#### [Requirement]
Render the material below as a JSON array of strings, with each line as one string and blank lines omitted.

-- Begin Records for this task --

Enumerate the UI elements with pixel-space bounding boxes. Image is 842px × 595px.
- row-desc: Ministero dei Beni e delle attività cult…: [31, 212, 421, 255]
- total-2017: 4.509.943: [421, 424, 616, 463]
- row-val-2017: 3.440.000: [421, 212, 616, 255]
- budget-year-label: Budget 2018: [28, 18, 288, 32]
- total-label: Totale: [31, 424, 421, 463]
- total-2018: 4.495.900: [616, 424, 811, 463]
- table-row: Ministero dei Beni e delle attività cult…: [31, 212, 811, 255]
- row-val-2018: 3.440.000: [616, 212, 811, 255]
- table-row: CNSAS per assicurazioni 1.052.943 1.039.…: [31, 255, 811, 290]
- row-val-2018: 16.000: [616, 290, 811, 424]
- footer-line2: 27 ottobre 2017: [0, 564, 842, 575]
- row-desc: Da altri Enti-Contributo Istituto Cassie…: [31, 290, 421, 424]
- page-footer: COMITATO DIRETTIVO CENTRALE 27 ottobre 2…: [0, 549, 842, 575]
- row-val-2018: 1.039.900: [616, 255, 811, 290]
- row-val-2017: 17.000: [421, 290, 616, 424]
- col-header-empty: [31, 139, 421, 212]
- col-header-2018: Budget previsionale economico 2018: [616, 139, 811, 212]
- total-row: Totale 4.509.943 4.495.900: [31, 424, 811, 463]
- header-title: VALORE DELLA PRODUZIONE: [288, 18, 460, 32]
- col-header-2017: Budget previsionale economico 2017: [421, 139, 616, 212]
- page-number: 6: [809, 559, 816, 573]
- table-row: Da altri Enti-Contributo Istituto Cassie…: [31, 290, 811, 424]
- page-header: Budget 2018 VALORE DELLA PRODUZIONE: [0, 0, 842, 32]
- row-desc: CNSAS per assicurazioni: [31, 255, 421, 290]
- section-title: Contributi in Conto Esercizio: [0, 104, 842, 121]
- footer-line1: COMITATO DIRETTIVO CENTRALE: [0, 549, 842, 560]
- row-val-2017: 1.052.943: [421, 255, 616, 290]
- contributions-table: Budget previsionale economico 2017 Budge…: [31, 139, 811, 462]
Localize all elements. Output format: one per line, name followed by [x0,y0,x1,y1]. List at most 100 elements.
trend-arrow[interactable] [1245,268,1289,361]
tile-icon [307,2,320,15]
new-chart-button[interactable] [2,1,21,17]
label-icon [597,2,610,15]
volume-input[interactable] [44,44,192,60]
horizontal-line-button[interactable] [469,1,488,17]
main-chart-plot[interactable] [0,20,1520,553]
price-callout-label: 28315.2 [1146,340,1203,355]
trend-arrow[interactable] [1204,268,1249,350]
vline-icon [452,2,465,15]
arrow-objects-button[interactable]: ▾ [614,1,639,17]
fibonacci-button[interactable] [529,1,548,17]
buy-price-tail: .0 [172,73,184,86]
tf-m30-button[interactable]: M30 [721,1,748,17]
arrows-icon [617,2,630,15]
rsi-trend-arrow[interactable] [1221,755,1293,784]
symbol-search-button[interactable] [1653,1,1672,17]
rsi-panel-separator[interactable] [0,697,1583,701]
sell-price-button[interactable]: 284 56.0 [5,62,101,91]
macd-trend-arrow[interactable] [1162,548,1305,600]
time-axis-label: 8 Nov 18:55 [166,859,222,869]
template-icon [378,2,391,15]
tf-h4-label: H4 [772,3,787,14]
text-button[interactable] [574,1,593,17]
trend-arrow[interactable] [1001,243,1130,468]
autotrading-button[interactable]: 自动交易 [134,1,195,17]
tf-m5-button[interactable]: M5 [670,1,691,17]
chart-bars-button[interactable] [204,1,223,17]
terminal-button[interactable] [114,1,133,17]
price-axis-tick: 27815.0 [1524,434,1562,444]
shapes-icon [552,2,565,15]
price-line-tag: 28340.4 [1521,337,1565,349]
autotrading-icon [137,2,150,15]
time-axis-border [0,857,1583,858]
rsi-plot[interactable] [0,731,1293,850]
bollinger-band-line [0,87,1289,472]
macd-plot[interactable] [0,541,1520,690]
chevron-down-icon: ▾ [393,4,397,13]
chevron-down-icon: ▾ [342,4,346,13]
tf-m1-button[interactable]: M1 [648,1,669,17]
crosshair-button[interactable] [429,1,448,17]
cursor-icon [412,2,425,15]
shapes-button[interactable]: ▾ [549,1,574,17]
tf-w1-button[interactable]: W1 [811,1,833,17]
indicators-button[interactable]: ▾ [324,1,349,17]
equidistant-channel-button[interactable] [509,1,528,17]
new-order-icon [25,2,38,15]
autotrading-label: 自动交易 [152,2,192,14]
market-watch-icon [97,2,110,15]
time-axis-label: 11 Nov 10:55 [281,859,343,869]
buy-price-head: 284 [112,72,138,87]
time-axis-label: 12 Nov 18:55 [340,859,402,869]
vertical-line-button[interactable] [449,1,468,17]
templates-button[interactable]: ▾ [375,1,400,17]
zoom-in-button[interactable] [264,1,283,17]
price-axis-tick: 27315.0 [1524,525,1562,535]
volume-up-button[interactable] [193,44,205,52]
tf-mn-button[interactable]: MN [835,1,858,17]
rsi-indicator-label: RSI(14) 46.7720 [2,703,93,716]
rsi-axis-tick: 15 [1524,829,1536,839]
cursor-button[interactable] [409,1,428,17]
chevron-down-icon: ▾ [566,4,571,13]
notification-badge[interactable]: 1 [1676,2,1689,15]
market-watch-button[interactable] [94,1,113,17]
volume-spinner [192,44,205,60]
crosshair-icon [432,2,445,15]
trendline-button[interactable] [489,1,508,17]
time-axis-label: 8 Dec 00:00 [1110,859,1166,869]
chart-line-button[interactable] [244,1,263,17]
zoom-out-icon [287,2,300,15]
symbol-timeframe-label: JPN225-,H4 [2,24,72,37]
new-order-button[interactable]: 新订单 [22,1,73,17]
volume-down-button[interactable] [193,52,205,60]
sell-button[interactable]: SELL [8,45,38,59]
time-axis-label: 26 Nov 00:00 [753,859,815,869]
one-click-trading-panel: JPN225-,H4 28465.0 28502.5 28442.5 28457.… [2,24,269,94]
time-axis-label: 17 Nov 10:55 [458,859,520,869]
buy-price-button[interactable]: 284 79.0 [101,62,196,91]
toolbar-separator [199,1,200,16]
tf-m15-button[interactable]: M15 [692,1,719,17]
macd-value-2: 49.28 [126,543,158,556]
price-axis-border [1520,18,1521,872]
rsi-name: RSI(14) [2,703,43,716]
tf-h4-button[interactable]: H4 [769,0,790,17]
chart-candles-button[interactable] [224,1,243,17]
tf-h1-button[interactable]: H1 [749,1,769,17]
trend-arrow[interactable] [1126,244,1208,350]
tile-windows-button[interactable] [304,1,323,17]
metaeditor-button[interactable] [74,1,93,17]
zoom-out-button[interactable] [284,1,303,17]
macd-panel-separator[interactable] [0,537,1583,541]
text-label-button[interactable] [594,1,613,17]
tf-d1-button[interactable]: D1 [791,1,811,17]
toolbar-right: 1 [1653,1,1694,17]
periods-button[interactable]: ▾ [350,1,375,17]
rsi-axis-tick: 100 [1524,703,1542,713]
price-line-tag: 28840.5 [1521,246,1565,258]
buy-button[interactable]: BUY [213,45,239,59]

-- End Records for this task --

#### [Task answer]
[
  "Enumerate the UI elements with pixel-space bounding boxes. Image is 842px × 595px.",
  "- row-desc: Ministero dei Beni e delle attività cult…: [31, 212, 421, 255]",
  "- total-2017: 4.509.943: [421, 424, 616, 463]",
  "- row-val-2017: 3.440.000: [421, 212, 616, 255]",
  "- budget-year-label: Budget 2018: [28, 18, 288, 32]",
  "- total-label: Totale: [31, 424, 421, 463]",
  "- total-2018: 4.495.900: [616, 424, 811, 463]",
  "- table-row: Ministero dei Beni e delle attività cult…: [31, 212, 811, 255]",
  "- row-val-2018: 3.440.000: [616, 212, 811, 255]",
  "- table-row: CNSAS per assicurazioni 1.052.943 1.039.…: [31, 255, 811, 290]",
  "- row-val-2018: 16.000: [616, 290, 811, 424]",
  "- footer-line2: 27 ottobre 2017: [0, 564, 842, 575]",
  "- row-desc: Da altri Enti-Contributo Istituto Cassie…: [31, 290, 421, 424]",
  "- page-footer: COMITATO DIRETTIVO CENTRALE 27 ottobre 2…: [0, 549, 842, 575]",
  "- row-val-2018: 1.039.900: [616, 255, 811, 290]",
  "- row-val-2017: 17.000: [421, 290, 616, 424]",
  "- col-header-empty: [31, 139, 421, 212]",
  "- col-header-2018: Budget previsionale economico 2018: [616, 139, 811, 212]",
  "- total-row: Totale 4.509.943 4.495.900: [31, 424, 811, 463]",
  "- header-title: VALORE DELLA PRODUZIONE: [288, 18, 460, 32]",
  "- col-header-2017: Budget previsionale economico 2017: [421, 139, 616, 212]",
  "- page-number: 6: [809, 559, 816, 573]",
  "- table-row: Da altri Enti-Contributo Istituto Cassie…: [31, 290, 811, 424]",
  "- page-header: Budget 2018 VALORE DELLA PRODUZIONE: [0, 0, 842, 32]",
  "- row-desc: CNSAS per assicurazioni: [31, 255, 421, 290]",
  "- section-title: Contributi in Conto Esercizio: [0, 104, 842, 121]",
  "- footer-line1: COMITATO DIRETTIVO CENTRALE: [0, 549, 842, 560]",
  "- row-val-2017: 1.052.943: [421, 255, 616, 290]",
  "- contributions-table: Budget previsionale economico 2017 Budge…: [31, 139, 811, 462]",
  "Localize all elements. Output format: one per line, name followed by [x0,y0,x1,y1]. List at most 100 elements.",
  "trend-arrow[interactable] [1245,268,1289,361]",
  "tile-icon [307,2,320,15]",
  "new-chart-button[interactable] [2,1,21,17]",
  "label-icon [597,2,610,15]",
  "volume-input[interactable] [44,44,192,60]",
  "horizontal-line-button[interactable] [469,1,488,17]",
  "main-chart-plot[interactable] [0,20,1520,553]",
  "price-callout-label: 28315.2 [1146,340,1203,355]",
  "trend-arrow[interactable] [1204,268,1249,350]",
  "vline-icon [452,2,465,15]",
  "arrow-objects-button[interactable]: ▾ [614,1,639,17]",
  "fibonacci-button[interactable] [529,1,548,17]",
  "buy-price-tail: .0 [172,73,184,86]",
  "tf-m30-button[interactable]: M30 [721,1,748,17]",
  "arrows-icon [617,2,630,15]",
  "rsi-trend-arrow[interactable] [1221,755,1293,784]",
  "symbol-search-button[interactable] [1653,1,1672,17]",
  "rsi-panel-separator[interactable] [0,697,1583,701]",
  "sell-price-button[interactable]: 284 56.0 [5,62,101,91]",
  "macd-trend-arrow[interactable] [1162,548,1305,600]",
  "time-axis-label: 8 Nov 18:55 [166,859,222,869]",
  "template-icon [378,2,391,15]",
  "tf-h4-label: H4 [772,3,787,14]",
  "text-button[interactable] [574,1,593,17]",
  "trend-arrow[interactable] [1001,243,1130,468]",
  "autotrading-button[interactable]: 自动交易 [134,1,195,17]",
  "tf-m5-button[interactable]: M5 [670,1,691,17]",
  "chart-bars-button[interactable] [204,1,223,17]",
  "terminal-button[interactable] [114,1,133,17]",
  "price-axis-tick: 27815.0 [1524,434,1562,444]",
  "shapes-icon [552,2,565,15]",
  "price-line-tag: 28340.4 [1521,337,1565,349]",
  "autotrading-icon [137,2,150,15]",
  "time-axis-border [0,857,1583,858]",
  "rsi-plot[interactable] [0,731,1293,850]",
  "bollinger-band-line [0,87,1289,472]",
  "macd-plot[interactable] [0,541,1520,690]",
  "chevron-down-icon: ▾ [393,4,397,13]",
  "chevron-down-icon: ▾ [342,4,346,13]",
  "tf-m1-button[interactable]: M1 [648,1,669,17]",
  "crosshair-button[interactable] [429,1,448,17]",
  "cursor-icon [412,2,425,15]",
  "shapes-button[interactable]: ▾ [549,1,574,17]",
  "tf-w1-button[interactable]: W1 [811,1,833,17]",
  "indicators-button[interactable]: ▾ [324,1,349,17]",
  "equidistant-channel-button[interactable] [509,1,528,17]",
  "new-order-icon [25,2,38,15]",
  "autotrading-label: 自动交易 [152,2,192,14]",
  "market-watch-icon [97,2,110,15]",
  "time-axis-label: 11 Nov 10:55 [281,859,343,869]",
  "buy-price-head: 284 [112,72,138,87]",
  "time-axis-label: 12 Nov 18:55 [340,859,402,869]",
  "vertical-line-button[interactable] [449,1,468,17]",
  "templates-button[interactable]: ▾ [375,1,400,17]",
  "zoom-in-button[interactable] [264,1,283,17]",
  "price-axis-tick: 27315.0 [1524,525,1562,535]",
  "volume-up-button[interactable] [193,44,205,52]",
  "tf-mn-button[interactable]: MN [835,1,858,17]",
  "rsi-indicator-label: RSI(14) 46.7720 [2,703,93,716]",
  "rsi-axis-tick: 15 [1524,829,1536,839]",
  "cursor-button[interactable] [409,1,428,17]",
  "chevron-down-icon: ▾ [566,4,571,13]",
  "notification-badge[interactable]: 1 [1676,2,1689,15]",
  "market-watch-button[interactable] [94,1,113,17]",
  "volume-spinner [192,44,205,60]",
  "crosshair-icon [432,2,445,15]",
  "trendline-button[interactable] [489,1,508,17]",
  "time-axis-label: 8 Dec 00:00 [1110,859,1166,869]",
  "chart-line-button[interactable] [244,1,263,17]",
  "zoom-out-icon [287,2,300,15]",
  "symbol-timeframe-label: JPN225-,H4 [2,24,72,37]",
  "new-order-button[interactable]: 新订单 [22,1,73,17]",
  "volume-down-button[interactable] [193,52,205,60]",
  "sell-button[interactable]: SELL [8,45,38,59]",
  "time-axis-label: 26 Nov 00:00 [753,859,815,869]",
  "one-click-trading-panel: JPN225-,H4 28465.0 28502.5 28442.5 28457.… [2,24,269,94]",
  "time-axis-label: 17 Nov 10:55 [458,859,520,869]",
  "buy-price-button[interactable]: 284 79.0 [101,62,196,91]",
  "toolbar-separator [199,1,200,16]",
  "tf-m15-button[interactable]: M15 [692,1,719,17]",
  "macd-value-2: 49.28 [126,543,158,556]",
  "price-axis-border [1520,18,1521,872]",
  "rsi-name: RSI(14) [2,703,43,716]",
  "tf-h4-button[interactable]: H4 [769,0,790,17]",
  "chart-candles-button[interactable] [224,1,243,17]",
  "tf-h1-button[interactable]: H1 [749,1,769,17]",
  "trend-arrow[interactable] [1126,244,1208,350]",
  "tile-windows-button[interactable] [304,1,323,17]",
  "metaeditor-button[interactable] [74,1,93,17]",
  "zoom-out-button[interactable] [284,1,303,17]",
  "macd-panel-separator[interactable] [0,537,1583,541]",
  "text-label-button[interactable] [594,1,613,17]",
  "tf-d1-button[interactable]: D1 [791,1,811,17]",
  "toolbar-right: 1 [1653,1,1694,17]",
  "periods-button[interactable]: ▾ [350,1,375,17]",
  "rsi-axis-tick: 100 [1524,703,1542,713]",
  "price-line-tag: 28840.5 [1521,246,1565,258]",
  "buy-button[interactable]: BUY [213,45,239,59]"
]